* SHORT TASK *
Take from the listing each line that has the string "Europas".
** Start GIVEN RECORDS **
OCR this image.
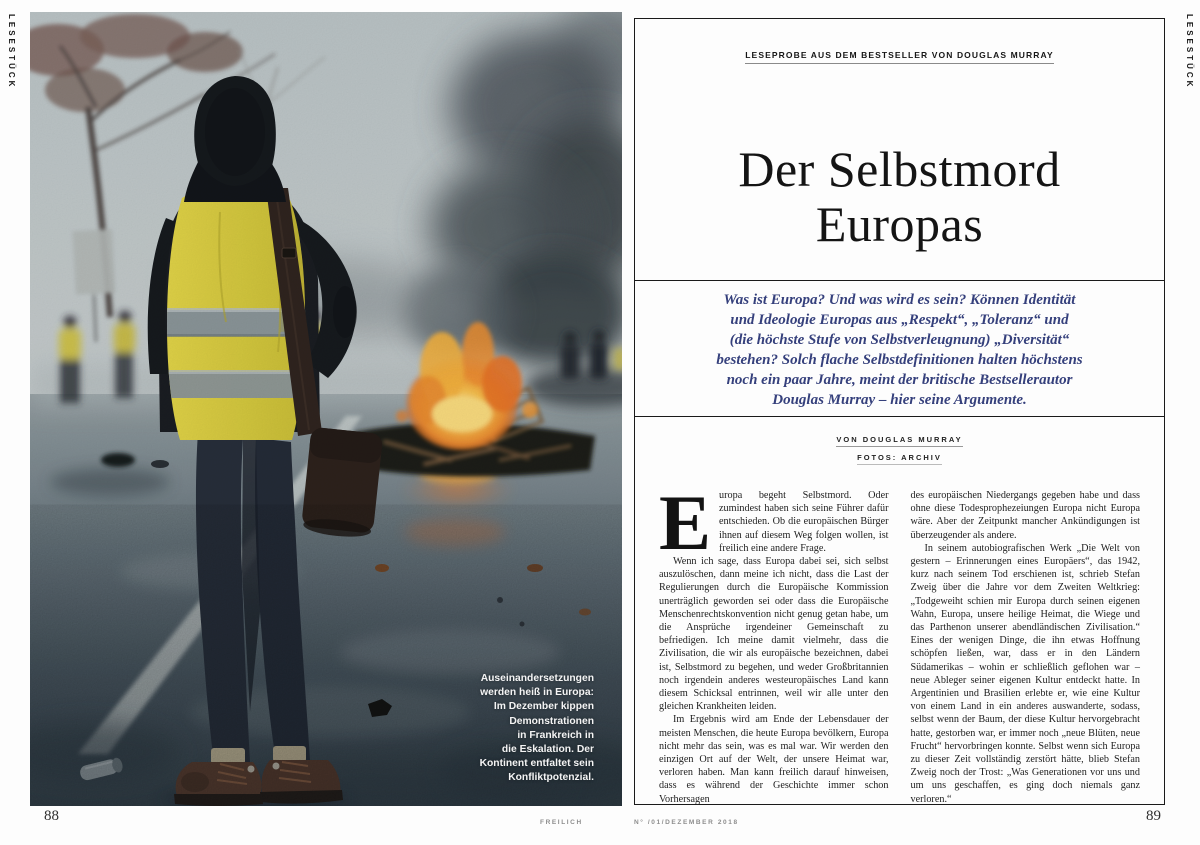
LESESTÜCK	LESESTÜCK
Auseinandersetzungen
werden heiß in Europa:
Im Dezember kippen
Demonstrationen
in Frankreich in
die Eskalation. Der
Kontinent entfaltet sein
Konfliktpotenzial.
LESEPROBE AUS DEM BESTSELLER VON DOUGLAS MURRAY
Der Selbstmord
Europas
Was ist Europa? Und was wird es sein? Können Identität
und Ideologie Europas aus „Respekt“, „Toleranz“ und
(die höchste Stufe von Selbstverleugnung) „Diversität“
bestehen? Solch flache Selbstdefinitionen halten höchstens
noch ein paar Jahre, meint der britische Bestsellerautor
Douglas Murray – hier seine Argumente.
VON DOUGLAS MURRAY
FOTOS: ARCHIV

Europa begeht Selbstmord. Oder zumindest haben sich seine Führer dafür entschieden. Ob die europäischen Bürger ihnen auf diesem Weg folgen wollen, ist freilich eine andere Frage.

Wenn ich sage, dass Europa dabei sei, sich selbst auszulöschen, dann meine ich nicht, dass die Last der Regulierungen durch die Europäische Kommission unerträglich geworden sei oder dass die Europäische Menschenrechtskonvention nicht genug getan habe, um die Ansprüche irgendeiner Gemeinschaft zu befriedigen. Ich meine damit vielmehr, dass die Zivilisation, die wir als europäische bezeichnen, dabei ist, Selbstmord zu begehen, und weder Großbritannien noch irgendein anderes westeuropäisches Land kann diesem Schicksal entrinnen, weil wir alle unter den gleichen Krankheiten leiden.

Im Ergebnis wird am Ende der Lebensdauer der meisten Menschen, die heute Europa bevölkern, Europa nicht mehr das sein, was es mal war. Wir werden den einzigen Ort auf der Welt, der unsere Heimat war, verloren haben. Man kann freilich darauf hinweisen, dass es während der Geschichte immer schon Vorhersagen

des europäischen Niedergangs gegeben habe und dass ohne diese Todesprophezeiungen Europa nicht Europa wäre. Aber der Zeitpunkt mancher Ankündigungen ist überzeugender als andere.

In seinem autobiografischen Werk „Die Welt von gestern – Erinnerungen eines Europäers“, das 1942, kurz nach seinem Tod erschienen ist, schrieb Stefan Zweig über die Jahre vor dem Zweiten Weltkrieg: „Todgeweiht schien mir Europa durch seinen eigenen Wahn, Europa, unsere heilige Heimat, die Wiege und das Parthenon unserer abendländischen Zivilisation.“ Eines der wenigen Dinge, die ihn etwas Hoffnung schöpfen ließen, war, dass er in den Ländern Südamerikas – wohin er schließlich geflohen war – neue Ableger seiner eigenen Kultur entdeckt hatte. In Argentinien und Brasilien erlebte er, wie eine Kultur von einem Land in ein anderes auswanderte, sodass, selbst wenn der Baum, der diese Kultur hervorgebracht hatte, gestorben war, er immer noch „neue Blüten, neue Frucht“ hervorbringen konnte. Selbst wenn sich Europa zu dieser Zeit vollständig zerstört hätte, blieb Stefan Zweig noch der Trost: „Was Generationen vor uns und um uns geschaffen, es ging doch niemals ganz verloren.“

88	FREILICH	N° /01/DEZEMBER 2018	89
** End GIVEN RECORDS **
* RESPONSE FOR THIS EXERCISE *
Europas
und Ideologie Europas aus „Respekt“, „Toleranz“ und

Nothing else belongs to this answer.